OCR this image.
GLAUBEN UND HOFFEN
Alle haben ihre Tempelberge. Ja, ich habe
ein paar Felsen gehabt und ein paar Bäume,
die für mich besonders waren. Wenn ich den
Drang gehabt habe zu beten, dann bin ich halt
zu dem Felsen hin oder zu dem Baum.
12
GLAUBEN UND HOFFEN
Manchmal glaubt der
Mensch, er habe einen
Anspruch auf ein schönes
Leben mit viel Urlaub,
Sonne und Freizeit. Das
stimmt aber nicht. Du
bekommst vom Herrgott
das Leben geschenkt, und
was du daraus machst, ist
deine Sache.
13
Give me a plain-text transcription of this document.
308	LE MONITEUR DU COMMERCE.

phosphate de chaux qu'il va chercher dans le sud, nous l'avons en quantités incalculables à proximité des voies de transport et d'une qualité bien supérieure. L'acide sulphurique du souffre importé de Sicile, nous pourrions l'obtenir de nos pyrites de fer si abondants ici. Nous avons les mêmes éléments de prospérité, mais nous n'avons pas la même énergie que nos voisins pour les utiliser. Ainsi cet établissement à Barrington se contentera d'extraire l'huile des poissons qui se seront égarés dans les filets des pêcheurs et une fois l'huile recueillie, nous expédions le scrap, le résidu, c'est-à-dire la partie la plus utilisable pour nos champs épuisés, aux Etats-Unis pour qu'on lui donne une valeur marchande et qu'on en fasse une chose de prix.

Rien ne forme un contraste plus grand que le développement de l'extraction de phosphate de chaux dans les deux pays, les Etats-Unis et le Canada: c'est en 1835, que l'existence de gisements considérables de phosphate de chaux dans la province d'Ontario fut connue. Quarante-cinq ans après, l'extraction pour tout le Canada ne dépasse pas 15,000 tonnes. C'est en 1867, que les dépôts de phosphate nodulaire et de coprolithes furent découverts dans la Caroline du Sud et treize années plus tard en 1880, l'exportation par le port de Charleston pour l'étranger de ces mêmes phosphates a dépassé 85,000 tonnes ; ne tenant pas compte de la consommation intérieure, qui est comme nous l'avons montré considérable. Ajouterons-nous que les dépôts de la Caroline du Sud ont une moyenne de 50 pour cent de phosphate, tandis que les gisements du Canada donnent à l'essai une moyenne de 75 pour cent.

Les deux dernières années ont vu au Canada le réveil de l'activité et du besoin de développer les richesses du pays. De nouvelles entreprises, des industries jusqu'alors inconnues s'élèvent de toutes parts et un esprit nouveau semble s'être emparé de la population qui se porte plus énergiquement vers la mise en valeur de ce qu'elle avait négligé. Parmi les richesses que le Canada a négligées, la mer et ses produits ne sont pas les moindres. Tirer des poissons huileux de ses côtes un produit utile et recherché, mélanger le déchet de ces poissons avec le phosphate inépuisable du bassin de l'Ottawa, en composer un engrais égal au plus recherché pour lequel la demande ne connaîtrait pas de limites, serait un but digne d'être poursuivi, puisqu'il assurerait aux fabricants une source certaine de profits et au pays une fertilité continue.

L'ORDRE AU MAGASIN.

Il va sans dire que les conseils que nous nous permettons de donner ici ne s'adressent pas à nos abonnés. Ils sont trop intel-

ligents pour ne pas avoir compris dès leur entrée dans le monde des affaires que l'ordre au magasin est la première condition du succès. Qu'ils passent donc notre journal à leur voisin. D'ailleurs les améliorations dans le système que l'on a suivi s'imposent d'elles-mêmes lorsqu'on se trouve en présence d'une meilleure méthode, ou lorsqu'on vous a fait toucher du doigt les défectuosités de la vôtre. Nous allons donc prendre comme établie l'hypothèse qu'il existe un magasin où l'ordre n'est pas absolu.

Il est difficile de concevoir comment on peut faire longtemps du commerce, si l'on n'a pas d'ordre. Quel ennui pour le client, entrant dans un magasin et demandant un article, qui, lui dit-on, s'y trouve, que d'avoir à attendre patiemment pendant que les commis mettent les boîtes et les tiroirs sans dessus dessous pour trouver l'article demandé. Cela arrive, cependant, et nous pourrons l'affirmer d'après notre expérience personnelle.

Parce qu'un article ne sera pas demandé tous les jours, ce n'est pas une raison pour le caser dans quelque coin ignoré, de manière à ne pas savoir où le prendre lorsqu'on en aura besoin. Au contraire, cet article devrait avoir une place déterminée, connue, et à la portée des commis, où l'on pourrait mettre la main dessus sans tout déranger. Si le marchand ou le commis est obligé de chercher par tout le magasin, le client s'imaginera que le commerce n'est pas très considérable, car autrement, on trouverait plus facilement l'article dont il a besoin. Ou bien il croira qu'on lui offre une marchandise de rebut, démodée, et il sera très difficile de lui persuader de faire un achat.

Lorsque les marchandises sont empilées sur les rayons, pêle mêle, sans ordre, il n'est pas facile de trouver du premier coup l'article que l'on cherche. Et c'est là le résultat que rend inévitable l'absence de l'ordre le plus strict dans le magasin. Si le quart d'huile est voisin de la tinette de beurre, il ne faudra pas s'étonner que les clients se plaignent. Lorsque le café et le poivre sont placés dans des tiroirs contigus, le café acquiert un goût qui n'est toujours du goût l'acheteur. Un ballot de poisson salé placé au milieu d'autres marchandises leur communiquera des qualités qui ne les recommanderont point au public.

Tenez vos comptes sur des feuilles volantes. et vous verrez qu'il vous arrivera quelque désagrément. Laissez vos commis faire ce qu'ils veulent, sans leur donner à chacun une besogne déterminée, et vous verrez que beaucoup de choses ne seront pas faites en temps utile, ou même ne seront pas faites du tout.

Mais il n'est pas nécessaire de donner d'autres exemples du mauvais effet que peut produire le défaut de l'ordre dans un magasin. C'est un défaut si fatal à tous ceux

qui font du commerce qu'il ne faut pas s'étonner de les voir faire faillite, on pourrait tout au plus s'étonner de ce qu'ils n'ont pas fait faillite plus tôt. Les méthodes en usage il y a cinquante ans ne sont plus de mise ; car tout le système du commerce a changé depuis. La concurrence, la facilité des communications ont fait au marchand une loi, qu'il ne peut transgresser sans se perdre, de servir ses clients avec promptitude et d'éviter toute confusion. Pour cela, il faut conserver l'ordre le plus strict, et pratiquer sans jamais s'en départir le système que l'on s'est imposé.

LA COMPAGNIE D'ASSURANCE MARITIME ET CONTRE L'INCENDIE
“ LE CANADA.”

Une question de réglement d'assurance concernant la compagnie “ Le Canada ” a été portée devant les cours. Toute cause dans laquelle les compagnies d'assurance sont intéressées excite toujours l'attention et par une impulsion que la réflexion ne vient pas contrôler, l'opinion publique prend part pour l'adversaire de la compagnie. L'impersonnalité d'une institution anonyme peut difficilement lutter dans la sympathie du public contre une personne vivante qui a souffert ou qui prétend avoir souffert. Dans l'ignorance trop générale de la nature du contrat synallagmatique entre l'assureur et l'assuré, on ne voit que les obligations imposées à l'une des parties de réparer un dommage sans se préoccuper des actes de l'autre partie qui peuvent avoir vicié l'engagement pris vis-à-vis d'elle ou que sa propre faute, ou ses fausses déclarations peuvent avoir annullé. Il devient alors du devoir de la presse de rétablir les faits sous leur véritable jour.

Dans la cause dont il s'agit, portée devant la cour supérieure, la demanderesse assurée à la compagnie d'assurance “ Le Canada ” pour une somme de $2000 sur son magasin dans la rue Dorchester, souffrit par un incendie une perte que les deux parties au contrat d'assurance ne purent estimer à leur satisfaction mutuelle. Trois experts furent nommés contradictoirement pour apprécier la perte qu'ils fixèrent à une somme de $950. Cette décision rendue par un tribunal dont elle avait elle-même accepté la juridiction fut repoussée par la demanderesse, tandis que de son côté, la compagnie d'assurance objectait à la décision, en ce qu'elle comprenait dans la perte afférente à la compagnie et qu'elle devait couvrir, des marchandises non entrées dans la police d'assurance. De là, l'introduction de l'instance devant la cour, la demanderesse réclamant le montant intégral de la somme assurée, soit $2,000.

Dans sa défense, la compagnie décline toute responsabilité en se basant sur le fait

•••

Write only the number of lines in the records that include the word "donner".

▶ SOLUTION: 3